- **Excerpted text**:
* * * * *
Carmody is critical of anti-corruption agencies that use private conversations of office gossip, swearing and sexual innuendo, with no relevance to a criminal matter or official wrongdoing, in public hearings. The strategy helps "sex up" mediocre investigations and persuade the gullible that the agency is making progress, but in the bigger picture it is a loser. It's like an aide-memoire to criminals all the time that says "don't use the phones".
In Brisbane this week at a cost of tens of thousands of dollars a day, the CMC held public hearings and played recordings from tapped telephone conversations (over objection from lawyers) in which Gold Coast police swore, talked about being drunk and throwing up in a police car,
and eating free burgers from McDonald's.
They smack of internal disciplinary issues remote from organised crime, raising the question why the CMC bothered. Fanfare from publicising near worthless taps such as these gives serious criminals a handy heads-up and a compelling reason to avoid using their own telephones.
Peter Moss QC, who oversees the NSW Police Integrity Commission, is one of the few statutory watchdogs to take a hard line to curb misuse of the silver bullet. The need for accountability, Moss says, recognises "that there is always a risk that an agency that is heavily committed to covert investigations, relies upon informants and possesses powers which are both coercive and of a kind which might involve substantial infringement of rights of privacy, may overstep the mark".
In a parliamentary hearing, Moss described his working relationship with the head of the PIC, John Pritchard, as civil, adding that "things do get a little heated sometimes".
Moss has been doing his job with fearless independence, rattling the PIC by highlighting the agency's bungles, beat-ups, probable breaches of the law and unfairness.
His most recent report, issued earlier this month, discloses that Moss has found the PIC has breached the law in its misuse of material from telephone taps.
He has sought advice from Commonwealth Director of Public Prosecutions Christopher Craigie SC on whether "proceedings should be commenced by the DPP against the commission or any officer thereof, and I am awaiting receipt of that advice".
This is a novel situation. In an era of "agency capture" in which the overseers of powerful agencies are more poodle than watchdog, one man in a part-time statutory role is foreshadowing prosecutions at one of Australia's most powerful law enforcement agencies, the PIC (which is effectively a standing royal commission), because of its misuse of product from telephone taps.
* * * * *
- **Exercise details**: Continue the piece on Moss's oversight of the PIC's telephone taps, starting after its last sentence. These rows have no connection to the text above.

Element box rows
* * * * *
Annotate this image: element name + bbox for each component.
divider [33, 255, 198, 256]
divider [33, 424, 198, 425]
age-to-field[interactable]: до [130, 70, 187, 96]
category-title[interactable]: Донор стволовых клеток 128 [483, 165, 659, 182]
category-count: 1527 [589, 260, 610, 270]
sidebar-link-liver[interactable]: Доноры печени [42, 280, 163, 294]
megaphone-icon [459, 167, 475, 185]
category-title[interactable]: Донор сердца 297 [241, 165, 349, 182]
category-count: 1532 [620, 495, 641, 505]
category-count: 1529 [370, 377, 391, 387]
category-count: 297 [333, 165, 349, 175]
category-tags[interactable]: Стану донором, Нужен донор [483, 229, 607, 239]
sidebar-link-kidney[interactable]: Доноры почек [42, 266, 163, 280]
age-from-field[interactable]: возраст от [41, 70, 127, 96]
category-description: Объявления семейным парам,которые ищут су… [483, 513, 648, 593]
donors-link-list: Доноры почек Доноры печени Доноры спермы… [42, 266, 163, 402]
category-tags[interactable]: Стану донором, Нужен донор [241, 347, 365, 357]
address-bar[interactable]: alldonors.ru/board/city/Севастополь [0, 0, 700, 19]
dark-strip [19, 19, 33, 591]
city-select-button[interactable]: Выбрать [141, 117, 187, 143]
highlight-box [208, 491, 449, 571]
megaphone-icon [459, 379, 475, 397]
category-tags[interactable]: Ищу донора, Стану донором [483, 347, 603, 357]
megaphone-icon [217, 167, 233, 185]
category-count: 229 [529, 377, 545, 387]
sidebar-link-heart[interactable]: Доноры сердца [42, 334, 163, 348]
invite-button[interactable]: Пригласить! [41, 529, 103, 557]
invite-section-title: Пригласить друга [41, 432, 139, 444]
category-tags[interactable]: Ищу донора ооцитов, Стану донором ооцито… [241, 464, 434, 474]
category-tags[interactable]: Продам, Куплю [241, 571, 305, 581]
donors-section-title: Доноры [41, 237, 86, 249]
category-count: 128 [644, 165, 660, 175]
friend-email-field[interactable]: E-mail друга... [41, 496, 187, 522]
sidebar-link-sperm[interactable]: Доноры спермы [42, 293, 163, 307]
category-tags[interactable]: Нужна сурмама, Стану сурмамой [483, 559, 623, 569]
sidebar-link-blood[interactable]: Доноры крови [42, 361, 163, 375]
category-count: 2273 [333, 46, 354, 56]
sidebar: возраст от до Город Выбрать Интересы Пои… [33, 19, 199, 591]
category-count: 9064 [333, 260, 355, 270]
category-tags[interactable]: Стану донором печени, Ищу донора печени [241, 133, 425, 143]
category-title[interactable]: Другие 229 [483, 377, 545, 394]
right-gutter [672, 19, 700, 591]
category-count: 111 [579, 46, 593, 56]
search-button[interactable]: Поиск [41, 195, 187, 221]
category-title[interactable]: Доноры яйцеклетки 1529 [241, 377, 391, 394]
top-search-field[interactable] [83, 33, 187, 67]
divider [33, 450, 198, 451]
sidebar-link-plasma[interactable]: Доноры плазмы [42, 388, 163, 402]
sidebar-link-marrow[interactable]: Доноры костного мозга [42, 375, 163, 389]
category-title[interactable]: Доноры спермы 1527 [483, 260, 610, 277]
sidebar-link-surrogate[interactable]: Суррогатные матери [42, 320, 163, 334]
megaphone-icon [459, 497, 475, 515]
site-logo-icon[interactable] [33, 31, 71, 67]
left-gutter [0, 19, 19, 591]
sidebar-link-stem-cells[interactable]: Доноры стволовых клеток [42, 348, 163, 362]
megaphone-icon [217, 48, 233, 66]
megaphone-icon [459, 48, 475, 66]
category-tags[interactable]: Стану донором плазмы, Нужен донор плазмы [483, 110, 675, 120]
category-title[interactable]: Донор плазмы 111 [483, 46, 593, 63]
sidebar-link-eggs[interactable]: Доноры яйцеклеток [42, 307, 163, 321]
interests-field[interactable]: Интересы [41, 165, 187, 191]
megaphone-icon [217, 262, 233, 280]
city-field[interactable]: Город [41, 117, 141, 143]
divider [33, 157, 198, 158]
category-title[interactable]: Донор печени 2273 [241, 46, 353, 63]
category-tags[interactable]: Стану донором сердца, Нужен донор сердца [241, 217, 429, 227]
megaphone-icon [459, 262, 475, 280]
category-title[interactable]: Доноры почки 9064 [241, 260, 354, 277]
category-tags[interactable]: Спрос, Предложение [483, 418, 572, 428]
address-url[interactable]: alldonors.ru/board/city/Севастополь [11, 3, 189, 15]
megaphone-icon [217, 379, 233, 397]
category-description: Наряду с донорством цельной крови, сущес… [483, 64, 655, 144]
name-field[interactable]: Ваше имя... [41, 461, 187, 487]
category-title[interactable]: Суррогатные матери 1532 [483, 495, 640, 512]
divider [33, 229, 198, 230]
* * * * *
- **Answer for the task**:
The findings by Moss began with a complaint from the NSW Police Association after the release of intercept material at PIC public hearings in 2007, featuring journalists talking to police, police talking to their partners and other civilians, and police talking to other police.
Most of it was puerile as evidence, but the content was disparaging and embarrassing to those tapped and those they were discussing. The formal complaint to Moss said in part: "Some of the content appeared a clumsy attempt to merely titillate or arouse the idle curiosity of the public."
The NSW Police Association's Peter Remfrey tells Focus: "Our complaints were largely directed at the inappropriate playing and distribution of the telephone taps where the material was not relevant at all to the investigation.
"It was salacious. It was entertainment. It was material designed in our view to get people's attention.
"Police recognise they have extraordinary powers and they are held to a greater accountability than other professions, but if you have an oversight body doing that role they have to demonstrate the behaviours they expect of the police they [oversee]."
As Moss makes clear in his report that followed his exhaustive investigation and review of legal cases, the principal purpose of the TIA Act "is the protection of private conversations from unjustified invasions of privacy".
Former High Court Chief Justice Murray Gleeson has summarised the TIA Act "to permit a certain form of intrusion upon privacy, but only subject to authorisation and to close control of the use that may be made of the resulting information".
The High Court has found that intercepts will inevitably capture the telephone conversations of many law-abiding citizens who "will have expressed themselves in a high expectation of privacy and confidentiality, about matters [that] are personal, potentially embarrassing, hurtful and destructive of relationships as well as banal and harmless".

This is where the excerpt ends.